[GIVEN RECORDS]
------------------------------

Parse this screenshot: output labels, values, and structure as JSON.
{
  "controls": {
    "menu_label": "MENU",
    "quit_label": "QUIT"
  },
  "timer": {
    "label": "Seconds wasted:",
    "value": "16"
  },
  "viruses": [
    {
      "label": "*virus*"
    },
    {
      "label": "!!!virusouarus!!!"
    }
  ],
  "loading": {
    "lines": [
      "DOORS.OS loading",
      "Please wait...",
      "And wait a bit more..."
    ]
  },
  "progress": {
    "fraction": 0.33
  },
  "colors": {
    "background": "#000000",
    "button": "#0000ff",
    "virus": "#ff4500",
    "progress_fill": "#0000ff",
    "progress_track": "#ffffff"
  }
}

------------------------------

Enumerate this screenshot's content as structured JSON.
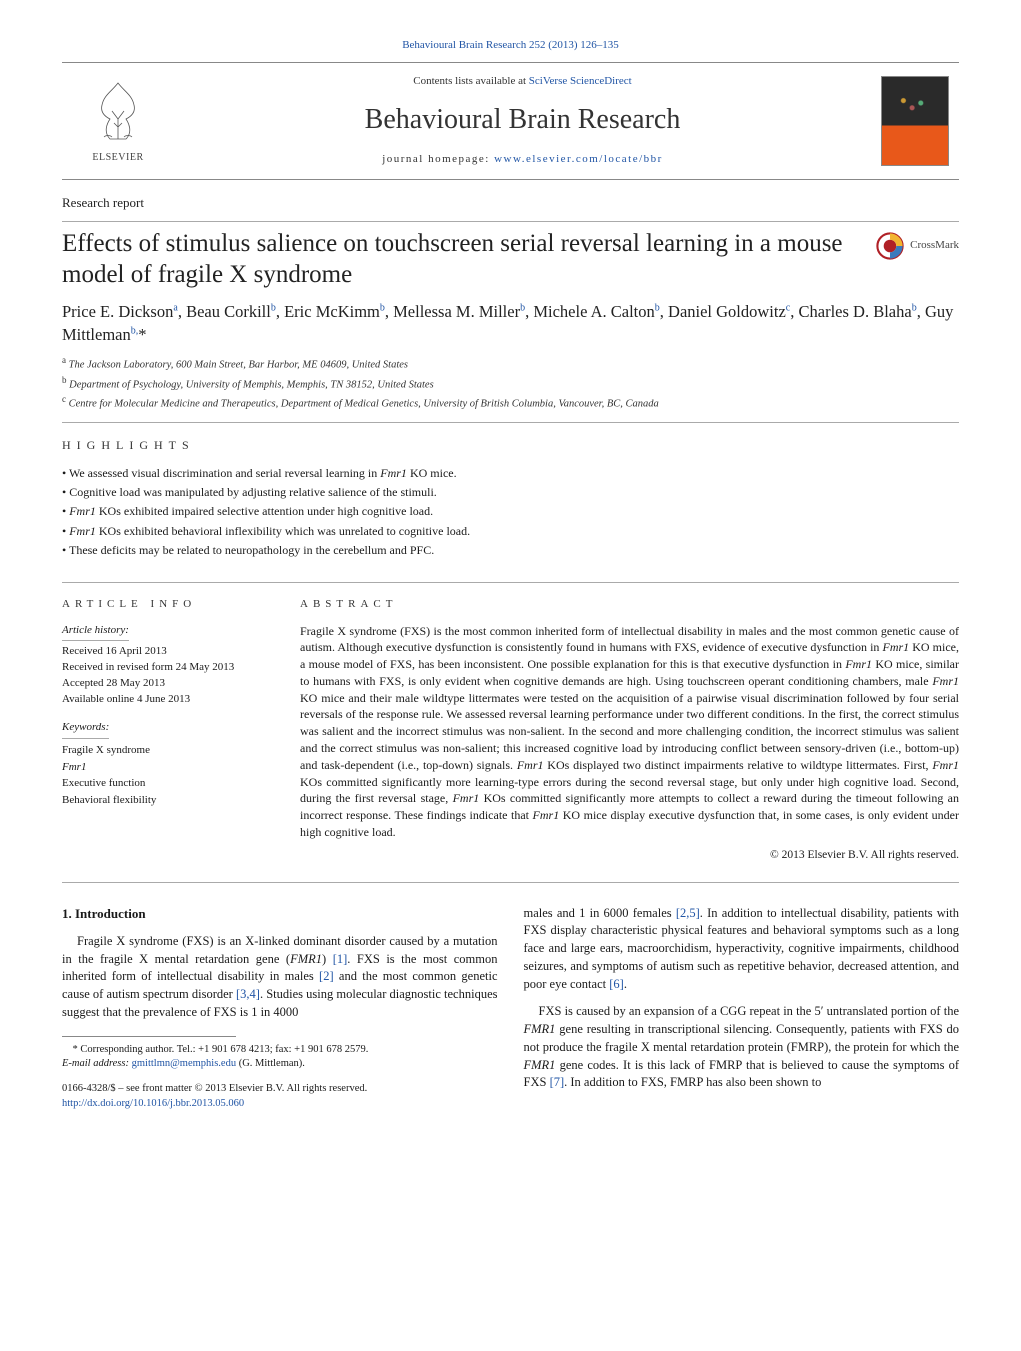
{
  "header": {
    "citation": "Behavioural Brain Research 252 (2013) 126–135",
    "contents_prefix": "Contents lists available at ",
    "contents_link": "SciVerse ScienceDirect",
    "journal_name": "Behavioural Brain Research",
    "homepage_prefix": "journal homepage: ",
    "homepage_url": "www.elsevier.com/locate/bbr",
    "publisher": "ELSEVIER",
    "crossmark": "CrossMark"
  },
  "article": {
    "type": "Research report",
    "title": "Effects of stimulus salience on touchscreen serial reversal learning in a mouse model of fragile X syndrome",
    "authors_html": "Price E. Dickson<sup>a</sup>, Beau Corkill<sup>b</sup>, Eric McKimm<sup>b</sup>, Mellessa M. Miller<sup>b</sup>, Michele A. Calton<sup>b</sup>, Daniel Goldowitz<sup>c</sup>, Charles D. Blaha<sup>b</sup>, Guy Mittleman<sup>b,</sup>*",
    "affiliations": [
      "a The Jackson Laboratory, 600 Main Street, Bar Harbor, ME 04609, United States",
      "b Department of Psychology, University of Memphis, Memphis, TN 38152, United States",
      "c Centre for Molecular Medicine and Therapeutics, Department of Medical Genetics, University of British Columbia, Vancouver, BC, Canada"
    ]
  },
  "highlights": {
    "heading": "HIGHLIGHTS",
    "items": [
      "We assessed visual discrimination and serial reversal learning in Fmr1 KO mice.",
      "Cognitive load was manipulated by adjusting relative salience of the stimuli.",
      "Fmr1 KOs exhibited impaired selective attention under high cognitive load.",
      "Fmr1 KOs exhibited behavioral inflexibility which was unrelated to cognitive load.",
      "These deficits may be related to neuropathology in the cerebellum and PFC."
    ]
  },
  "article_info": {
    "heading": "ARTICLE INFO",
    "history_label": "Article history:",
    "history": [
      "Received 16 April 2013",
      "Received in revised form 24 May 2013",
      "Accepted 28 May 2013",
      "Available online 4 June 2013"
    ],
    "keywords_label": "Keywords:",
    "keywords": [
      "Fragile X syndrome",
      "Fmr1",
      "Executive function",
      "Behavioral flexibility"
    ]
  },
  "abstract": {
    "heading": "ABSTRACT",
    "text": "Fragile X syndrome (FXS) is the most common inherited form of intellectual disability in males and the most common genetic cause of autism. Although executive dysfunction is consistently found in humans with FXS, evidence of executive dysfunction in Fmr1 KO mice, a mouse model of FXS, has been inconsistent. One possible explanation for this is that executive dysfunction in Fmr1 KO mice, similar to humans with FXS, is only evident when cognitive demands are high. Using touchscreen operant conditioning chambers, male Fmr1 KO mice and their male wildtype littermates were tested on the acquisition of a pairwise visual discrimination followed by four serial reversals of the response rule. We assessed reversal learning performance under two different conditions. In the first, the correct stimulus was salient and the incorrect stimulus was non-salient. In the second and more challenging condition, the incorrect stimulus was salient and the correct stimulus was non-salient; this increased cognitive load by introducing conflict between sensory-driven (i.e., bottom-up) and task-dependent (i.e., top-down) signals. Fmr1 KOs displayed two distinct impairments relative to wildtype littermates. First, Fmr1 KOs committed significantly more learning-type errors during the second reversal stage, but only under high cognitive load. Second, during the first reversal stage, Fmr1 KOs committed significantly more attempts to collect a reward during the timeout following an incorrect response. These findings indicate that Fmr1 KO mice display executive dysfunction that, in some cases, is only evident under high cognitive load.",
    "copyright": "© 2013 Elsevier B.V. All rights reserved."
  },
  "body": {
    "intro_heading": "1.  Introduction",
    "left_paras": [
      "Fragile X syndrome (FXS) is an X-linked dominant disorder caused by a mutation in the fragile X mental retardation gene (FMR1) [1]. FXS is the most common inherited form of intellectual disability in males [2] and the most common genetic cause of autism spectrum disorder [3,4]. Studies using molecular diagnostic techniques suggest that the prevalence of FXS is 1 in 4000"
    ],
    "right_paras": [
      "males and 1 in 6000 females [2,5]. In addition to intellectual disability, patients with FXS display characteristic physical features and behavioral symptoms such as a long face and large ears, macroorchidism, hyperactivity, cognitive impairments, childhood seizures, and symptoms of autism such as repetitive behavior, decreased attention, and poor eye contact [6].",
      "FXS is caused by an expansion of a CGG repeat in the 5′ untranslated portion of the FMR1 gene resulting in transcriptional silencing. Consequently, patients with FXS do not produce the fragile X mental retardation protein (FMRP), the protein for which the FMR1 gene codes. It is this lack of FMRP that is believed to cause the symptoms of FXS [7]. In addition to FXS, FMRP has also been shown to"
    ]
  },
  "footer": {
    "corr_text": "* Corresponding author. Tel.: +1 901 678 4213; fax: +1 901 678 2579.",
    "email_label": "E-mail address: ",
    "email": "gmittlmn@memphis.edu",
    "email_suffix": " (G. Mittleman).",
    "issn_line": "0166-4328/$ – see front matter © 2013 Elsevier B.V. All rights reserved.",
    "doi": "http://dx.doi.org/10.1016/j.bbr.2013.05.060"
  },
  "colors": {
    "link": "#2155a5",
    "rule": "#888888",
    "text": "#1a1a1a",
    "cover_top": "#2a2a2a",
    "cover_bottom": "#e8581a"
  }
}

------------------------------

Determine how many lines in the entries above hold the string "salience", then report that number and nothing further.

[RESULT FOR THIS EXERCISE] 2